== Brief ==
Look through the records that follow. Copy every line containing the word "title".

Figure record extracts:
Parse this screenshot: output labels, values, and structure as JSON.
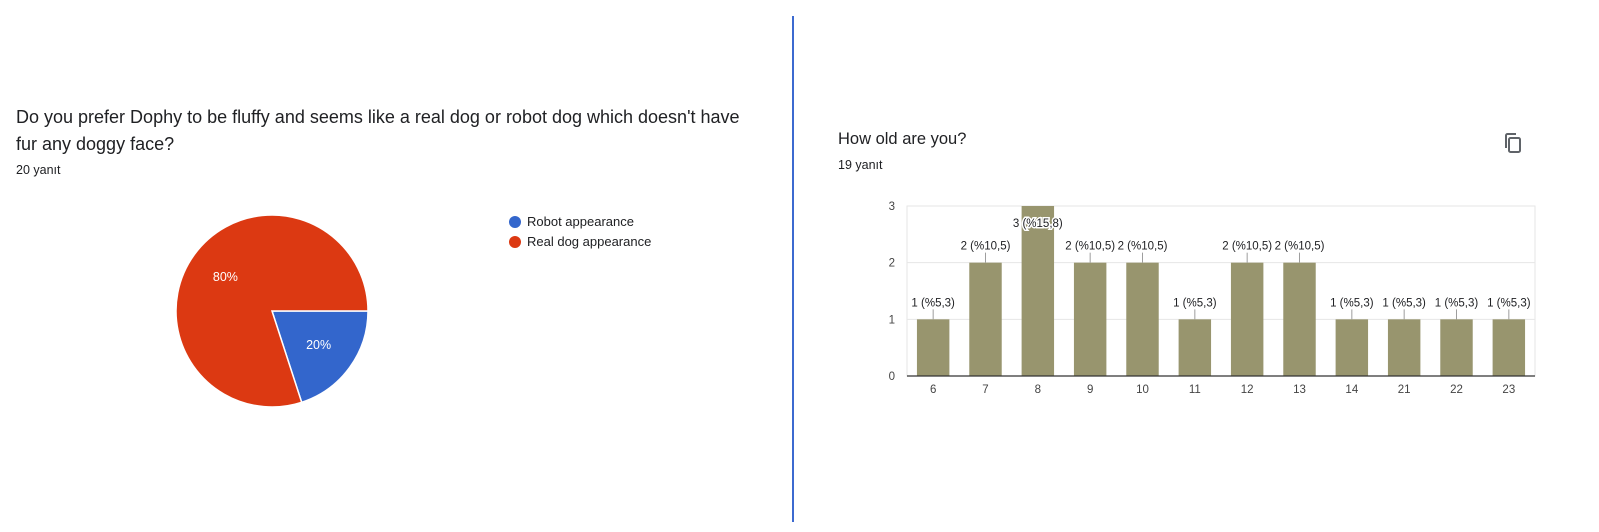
{
  "chart_data": [
    {
      "type": "pie",
      "title": "Do you prefer Dophy to be fluffy and seems like a real dog or robot dog which doesn't have fur any doggy face?",
      "response_count": "20 yanıt",
      "slices": [
        {
          "name": "Robot appearance",
          "value": 20,
          "label": "20%",
          "color": "#3366cc"
        },
        {
          "name": "Real dog appearance",
          "value": 80,
          "label": "80%",
          "color": "#dc3912"
        }
      ],
      "legend_position": "right"
    },
    {
      "type": "bar",
      "title": "How old are you?",
      "response_count": "19 yanıt",
      "categories": [
        "6",
        "7",
        "8",
        "9",
        "10",
        "11",
        "12",
        "13",
        "14",
        "21",
        "22",
        "23"
      ],
      "values": [
        1,
        2,
        3,
        2,
        2,
        1,
        2,
        2,
        1,
        1,
        1,
        1
      ],
      "data_labels": [
        "1 (%5,3)",
        "2 (%10,5)",
        "3 (%15,8)",
        "2 (%10,5)",
        "2 (%10,5)",
        "1 (%5,3)",
        "2 (%10,5)",
        "2 (%10,5)",
        "1 (%5,3)",
        "1 (%5,3)",
        "1 (%5,3)",
        "1 (%5,3)"
      ],
      "y_ticks": [
        "0",
        "1",
        "2",
        "3"
      ],
      "ylim": [
        0,
        3
      ],
      "grid": true,
      "bar_color": "#98956e"
    }
  ],
  "icons": {
    "copy": "copy-icon"
  }
}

== Result of the task ==
      "title": "Do you prefer Dophy to be fluffy and seems like a real dog or robot dog which doesn't have fur any doggy face?",
      "title": "How old are you?",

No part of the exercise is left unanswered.